■ Task to carry out: Resume the article on mantis shrimp ultraviolet vision immediately after its final sentence.

■ Extract:
Mantis shrimp's six UV photoreceptors pick up on different colors within the UV spectrum based on filters made from an ingredient other animals depend on as built-in biological sunscreen, according to research reported in the Cell Press journal Current Biology on July 3.
"The mantis shrimp visual system contains six types of photoreceptors functioning completely outside the visual range of humans," says Michael Bok of the University of Maryland Baltimore County.
"Surprisingly, they produce their six UV photoreceptors using only two types of visual pigments by pairing one visual pigment with one of four UV filters.
"The UV filters block certain wavelengths of light from reaching the photoreceptors, chromatically shifting their sensitivity."
The filters are composed of so-called mycosporine-like amino acids (or MAAs), which are commonly found in the skin or exoskeleton of marine organisms, where they absorb damaging UV rays.
They do the same thing in mantis shrimp eyes, but for an entirely novel purpose.
"The effect is akin to putting red-tinted glasses over your eyes that block other wavelengths of light, except this is being done at the photoreceptor cellular level in shrimp," Dr Bok explains.

(Document understanding data)

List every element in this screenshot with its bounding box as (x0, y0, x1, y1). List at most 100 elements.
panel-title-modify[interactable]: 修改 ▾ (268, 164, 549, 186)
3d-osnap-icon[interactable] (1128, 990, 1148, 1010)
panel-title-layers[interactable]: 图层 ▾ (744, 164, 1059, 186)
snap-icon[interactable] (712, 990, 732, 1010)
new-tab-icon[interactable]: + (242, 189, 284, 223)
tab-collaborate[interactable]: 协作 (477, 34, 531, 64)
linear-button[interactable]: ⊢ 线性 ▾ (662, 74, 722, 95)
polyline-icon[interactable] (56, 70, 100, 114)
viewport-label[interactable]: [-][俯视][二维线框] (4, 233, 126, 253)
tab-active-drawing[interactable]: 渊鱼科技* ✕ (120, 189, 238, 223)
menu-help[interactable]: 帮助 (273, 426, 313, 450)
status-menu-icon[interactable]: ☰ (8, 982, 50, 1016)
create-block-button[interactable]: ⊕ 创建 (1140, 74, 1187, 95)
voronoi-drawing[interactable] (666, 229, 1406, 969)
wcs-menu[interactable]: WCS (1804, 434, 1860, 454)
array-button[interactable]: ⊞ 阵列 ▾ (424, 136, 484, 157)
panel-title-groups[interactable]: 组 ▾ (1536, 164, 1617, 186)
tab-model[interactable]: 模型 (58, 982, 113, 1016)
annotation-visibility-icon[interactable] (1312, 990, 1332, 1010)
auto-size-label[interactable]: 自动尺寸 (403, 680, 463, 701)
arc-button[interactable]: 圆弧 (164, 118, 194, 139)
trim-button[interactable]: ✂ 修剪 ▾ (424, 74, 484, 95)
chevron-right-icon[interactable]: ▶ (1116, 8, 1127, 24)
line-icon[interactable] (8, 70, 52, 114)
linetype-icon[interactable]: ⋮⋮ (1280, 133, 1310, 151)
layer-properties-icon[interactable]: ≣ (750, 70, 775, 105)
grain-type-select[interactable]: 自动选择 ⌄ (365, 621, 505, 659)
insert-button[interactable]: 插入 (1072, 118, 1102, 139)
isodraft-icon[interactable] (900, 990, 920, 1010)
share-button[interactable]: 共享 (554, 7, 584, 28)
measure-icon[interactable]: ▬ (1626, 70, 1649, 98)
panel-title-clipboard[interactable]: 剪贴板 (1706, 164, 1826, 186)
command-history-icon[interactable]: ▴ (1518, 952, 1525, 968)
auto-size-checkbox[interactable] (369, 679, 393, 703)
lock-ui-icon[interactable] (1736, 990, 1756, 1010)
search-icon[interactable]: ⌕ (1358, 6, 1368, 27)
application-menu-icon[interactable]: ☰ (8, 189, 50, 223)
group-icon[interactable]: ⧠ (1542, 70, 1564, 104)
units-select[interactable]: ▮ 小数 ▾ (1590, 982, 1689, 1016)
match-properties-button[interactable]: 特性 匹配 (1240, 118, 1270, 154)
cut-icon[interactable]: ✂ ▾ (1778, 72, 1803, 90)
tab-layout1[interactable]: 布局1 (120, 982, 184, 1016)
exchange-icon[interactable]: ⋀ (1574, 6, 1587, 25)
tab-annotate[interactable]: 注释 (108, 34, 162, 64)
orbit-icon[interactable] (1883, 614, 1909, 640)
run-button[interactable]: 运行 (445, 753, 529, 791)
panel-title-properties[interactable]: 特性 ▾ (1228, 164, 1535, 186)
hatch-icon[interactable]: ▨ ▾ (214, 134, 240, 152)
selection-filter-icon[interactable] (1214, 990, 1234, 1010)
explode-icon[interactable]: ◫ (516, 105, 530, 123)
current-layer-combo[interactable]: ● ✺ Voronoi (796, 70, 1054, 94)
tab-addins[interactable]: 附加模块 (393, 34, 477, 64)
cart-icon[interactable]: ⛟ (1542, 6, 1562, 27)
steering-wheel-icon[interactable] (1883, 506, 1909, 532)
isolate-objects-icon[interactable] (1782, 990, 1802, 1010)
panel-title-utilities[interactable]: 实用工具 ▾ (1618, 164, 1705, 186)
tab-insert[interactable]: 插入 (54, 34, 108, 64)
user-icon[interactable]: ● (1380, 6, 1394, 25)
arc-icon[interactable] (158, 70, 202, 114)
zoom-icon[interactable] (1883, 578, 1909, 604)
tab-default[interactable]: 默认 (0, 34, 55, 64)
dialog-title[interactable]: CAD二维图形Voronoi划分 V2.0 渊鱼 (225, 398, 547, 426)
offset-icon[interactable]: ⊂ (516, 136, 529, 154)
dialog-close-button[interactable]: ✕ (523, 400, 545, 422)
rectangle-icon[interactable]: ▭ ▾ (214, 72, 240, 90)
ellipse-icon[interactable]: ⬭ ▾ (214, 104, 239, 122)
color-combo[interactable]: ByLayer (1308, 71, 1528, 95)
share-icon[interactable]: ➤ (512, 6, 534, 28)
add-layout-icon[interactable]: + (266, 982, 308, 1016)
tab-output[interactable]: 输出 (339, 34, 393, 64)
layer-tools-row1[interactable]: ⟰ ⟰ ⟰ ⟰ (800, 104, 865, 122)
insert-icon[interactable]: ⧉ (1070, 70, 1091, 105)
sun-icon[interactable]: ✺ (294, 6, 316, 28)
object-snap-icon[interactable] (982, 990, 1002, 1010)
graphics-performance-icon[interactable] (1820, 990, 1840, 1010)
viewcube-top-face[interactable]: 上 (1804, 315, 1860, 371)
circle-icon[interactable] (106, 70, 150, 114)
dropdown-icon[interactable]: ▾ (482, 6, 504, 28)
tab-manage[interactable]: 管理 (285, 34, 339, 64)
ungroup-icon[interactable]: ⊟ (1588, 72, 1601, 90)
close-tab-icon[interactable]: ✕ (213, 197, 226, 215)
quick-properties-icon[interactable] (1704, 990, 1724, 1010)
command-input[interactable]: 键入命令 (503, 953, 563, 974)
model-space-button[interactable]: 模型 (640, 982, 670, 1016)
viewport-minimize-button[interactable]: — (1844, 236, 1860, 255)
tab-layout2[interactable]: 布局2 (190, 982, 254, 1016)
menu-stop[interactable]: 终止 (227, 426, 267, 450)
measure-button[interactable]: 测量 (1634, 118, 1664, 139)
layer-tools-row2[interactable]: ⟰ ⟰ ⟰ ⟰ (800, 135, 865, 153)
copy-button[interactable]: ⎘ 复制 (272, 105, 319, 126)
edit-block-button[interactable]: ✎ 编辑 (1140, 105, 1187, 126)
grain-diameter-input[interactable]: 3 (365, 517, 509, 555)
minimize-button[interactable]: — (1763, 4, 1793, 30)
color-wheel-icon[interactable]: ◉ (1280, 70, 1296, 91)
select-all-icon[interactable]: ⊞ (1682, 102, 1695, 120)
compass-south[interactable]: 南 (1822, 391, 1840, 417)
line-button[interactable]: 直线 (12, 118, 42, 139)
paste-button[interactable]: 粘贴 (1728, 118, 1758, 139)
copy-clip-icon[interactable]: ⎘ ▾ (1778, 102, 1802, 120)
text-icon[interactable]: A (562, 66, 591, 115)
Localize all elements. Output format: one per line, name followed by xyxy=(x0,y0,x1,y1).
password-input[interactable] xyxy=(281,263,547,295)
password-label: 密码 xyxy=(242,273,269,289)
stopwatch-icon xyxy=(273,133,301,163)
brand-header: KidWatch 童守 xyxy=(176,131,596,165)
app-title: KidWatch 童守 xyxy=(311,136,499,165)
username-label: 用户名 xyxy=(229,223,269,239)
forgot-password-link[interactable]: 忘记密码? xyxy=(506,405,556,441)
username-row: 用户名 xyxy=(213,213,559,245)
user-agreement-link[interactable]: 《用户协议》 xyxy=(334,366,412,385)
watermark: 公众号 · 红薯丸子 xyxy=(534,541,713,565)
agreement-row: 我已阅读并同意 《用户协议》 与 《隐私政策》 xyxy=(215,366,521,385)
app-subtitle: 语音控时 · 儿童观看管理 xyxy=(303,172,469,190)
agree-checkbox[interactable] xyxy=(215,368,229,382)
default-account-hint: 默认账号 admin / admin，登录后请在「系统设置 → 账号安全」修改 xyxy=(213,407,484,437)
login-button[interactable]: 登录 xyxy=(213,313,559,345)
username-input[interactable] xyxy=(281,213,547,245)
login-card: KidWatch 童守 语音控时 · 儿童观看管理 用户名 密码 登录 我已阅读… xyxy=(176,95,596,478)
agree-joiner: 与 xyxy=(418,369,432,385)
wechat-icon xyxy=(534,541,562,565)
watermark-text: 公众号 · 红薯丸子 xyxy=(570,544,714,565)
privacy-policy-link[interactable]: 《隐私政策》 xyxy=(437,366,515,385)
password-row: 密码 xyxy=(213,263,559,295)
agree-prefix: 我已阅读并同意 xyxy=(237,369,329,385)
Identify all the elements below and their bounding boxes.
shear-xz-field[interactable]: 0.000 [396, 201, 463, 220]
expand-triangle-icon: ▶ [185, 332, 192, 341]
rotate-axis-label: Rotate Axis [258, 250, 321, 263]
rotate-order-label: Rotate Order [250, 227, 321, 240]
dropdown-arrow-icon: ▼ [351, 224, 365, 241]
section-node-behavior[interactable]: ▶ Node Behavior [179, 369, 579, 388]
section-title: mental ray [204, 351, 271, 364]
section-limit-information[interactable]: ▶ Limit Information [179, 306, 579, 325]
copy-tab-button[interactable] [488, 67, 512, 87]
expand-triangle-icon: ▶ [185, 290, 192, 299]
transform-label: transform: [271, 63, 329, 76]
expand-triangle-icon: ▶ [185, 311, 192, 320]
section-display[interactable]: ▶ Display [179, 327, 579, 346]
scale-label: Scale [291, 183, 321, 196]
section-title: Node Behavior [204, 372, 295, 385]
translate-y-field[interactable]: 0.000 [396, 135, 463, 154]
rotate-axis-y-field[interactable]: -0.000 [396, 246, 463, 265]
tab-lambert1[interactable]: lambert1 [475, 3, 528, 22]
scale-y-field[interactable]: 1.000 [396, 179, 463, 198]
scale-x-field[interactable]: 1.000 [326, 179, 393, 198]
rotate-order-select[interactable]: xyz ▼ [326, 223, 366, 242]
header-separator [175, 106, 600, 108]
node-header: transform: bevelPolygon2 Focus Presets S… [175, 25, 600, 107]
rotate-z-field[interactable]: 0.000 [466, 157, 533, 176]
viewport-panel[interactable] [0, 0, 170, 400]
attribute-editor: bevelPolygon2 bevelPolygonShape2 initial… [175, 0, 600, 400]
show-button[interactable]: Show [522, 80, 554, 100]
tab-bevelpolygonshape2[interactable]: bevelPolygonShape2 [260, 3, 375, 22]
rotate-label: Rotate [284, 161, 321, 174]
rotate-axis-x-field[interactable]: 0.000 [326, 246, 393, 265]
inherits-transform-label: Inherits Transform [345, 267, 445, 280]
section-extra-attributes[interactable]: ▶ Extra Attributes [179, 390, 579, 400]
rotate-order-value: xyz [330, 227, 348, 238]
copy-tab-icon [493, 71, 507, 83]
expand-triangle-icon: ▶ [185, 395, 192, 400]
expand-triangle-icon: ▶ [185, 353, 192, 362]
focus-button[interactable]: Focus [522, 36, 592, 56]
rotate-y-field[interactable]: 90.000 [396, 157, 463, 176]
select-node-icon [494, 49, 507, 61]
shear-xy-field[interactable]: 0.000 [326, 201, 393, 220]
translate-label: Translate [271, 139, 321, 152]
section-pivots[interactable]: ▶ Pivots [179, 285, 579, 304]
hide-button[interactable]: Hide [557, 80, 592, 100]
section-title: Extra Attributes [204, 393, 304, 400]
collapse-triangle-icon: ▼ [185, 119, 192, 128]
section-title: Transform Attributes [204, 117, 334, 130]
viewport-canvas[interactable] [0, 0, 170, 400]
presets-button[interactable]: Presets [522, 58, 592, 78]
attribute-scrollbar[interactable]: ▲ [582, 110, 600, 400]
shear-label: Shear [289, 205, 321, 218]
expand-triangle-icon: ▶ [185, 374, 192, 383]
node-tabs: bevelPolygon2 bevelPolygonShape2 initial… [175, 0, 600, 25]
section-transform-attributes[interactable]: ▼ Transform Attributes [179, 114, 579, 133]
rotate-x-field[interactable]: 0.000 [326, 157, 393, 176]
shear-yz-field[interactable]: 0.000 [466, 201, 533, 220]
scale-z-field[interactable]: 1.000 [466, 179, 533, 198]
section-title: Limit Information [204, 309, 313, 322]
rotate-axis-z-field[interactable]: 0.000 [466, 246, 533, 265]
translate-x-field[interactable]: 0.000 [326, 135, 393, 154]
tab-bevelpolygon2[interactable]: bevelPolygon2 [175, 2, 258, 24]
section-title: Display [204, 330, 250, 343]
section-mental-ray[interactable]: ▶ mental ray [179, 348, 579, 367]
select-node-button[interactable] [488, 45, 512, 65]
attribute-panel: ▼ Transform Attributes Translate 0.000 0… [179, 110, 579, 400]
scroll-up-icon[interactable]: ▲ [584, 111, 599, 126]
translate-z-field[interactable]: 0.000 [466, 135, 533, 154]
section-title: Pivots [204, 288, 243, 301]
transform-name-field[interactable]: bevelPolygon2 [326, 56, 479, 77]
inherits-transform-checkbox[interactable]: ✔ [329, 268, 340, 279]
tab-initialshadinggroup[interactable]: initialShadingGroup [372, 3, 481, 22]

■ Task result:
Exactly why mantis shrimp need such a sophisticated visual system remains mysterious, Dr Bok says. Mantis shrimp use their eyes to navigate and spot predators and prey on the vibrant reef that is their home. Mantis shrimp also have complex social interactions that are likely mediated by distinct visual signals on their bodies.
Their complex eyes, which include 16 or more types of photoreceptors in all, may provide them with a complex color and polarization visual system without a big brain to post-process lots of information. In other words, their eyes may sense and respond to complex visual inputs without the need to think very hard about it, Dr Bok explains.
Despite the new discovery, the researchers say, it's still tough to imagine the reef as mantis shrimp see it. "The way their eyes are built and how visual information is processed in their brains is so fundamentally different [from] humans that is very difficult to conceptualize what the world actually looks like to them," Dr Bok says.